Job: Copy out the records in full, word for word, without pictures.

>> START Dataset content

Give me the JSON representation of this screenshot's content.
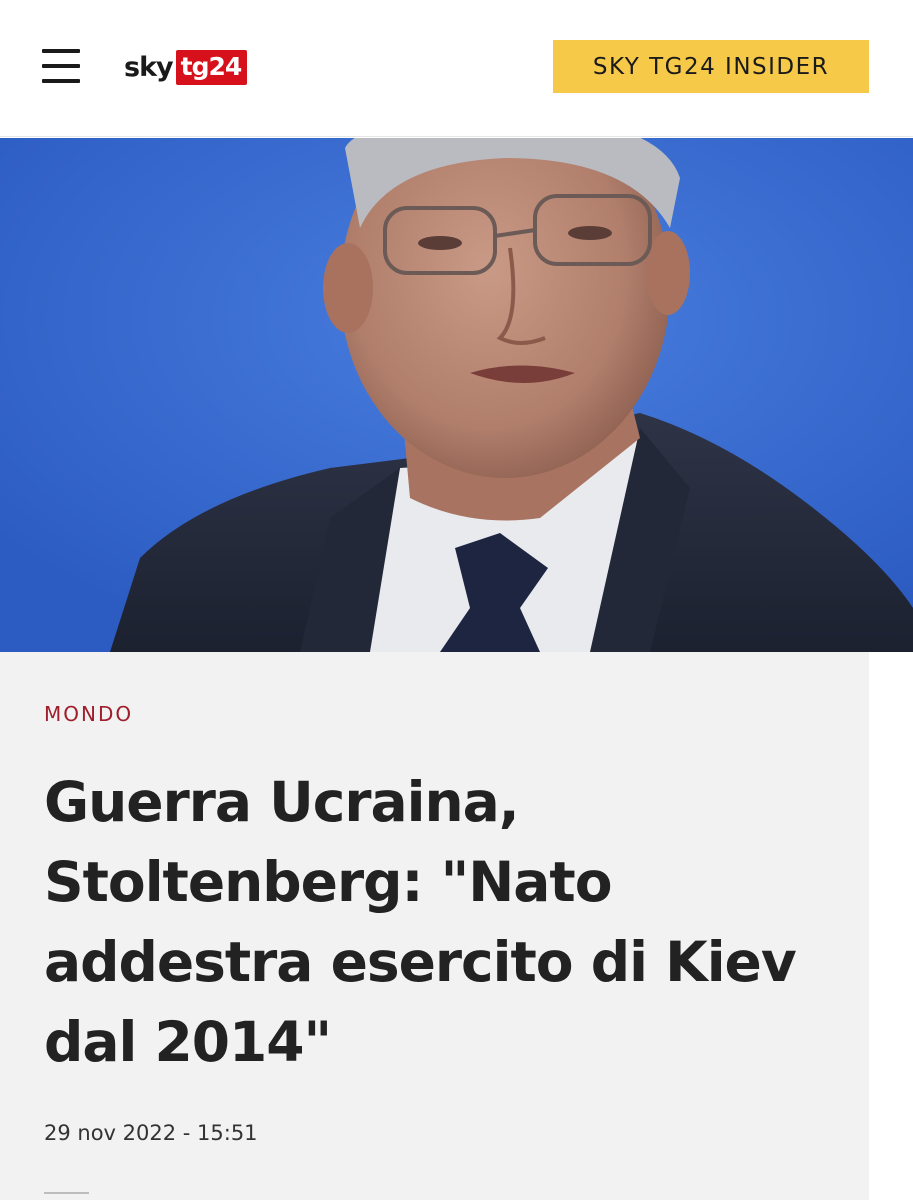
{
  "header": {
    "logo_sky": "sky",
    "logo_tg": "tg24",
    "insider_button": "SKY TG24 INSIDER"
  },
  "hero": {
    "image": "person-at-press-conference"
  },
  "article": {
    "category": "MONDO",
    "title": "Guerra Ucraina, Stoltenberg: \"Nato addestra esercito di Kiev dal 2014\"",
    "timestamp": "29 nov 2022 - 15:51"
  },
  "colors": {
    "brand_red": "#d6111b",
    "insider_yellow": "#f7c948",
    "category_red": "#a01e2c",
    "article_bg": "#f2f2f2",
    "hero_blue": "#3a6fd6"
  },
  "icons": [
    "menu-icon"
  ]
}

>> END Dataset content

Answer below:
Give me the JSON representation of this screenshot's content.
{
  "header": {
    "logo_sky": "sky",
    "logo_tg": "tg24",
    "insider_button": "SKY TG24 INSIDER"
  },
  "hero": {
    "image": "person-at-press-conference"
  },
  "article": {
    "category": "MONDO",
    "title": "Guerra Ucraina, Stoltenberg: \"Nato addestra esercito di Kiev dal 2014\"",
    "timestamp": "29 nov 2022 - 15:51"
  },
  "colors": {
    "brand_red": "#d6111b",
    "insider_yellow": "#f7c948",
    "category_red": "#a01e2c",
    "article_bg": "#f2f2f2",
    "hero_blue": "#3a6fd6"
  },
  "icons": [
    "menu-icon"
  ]
}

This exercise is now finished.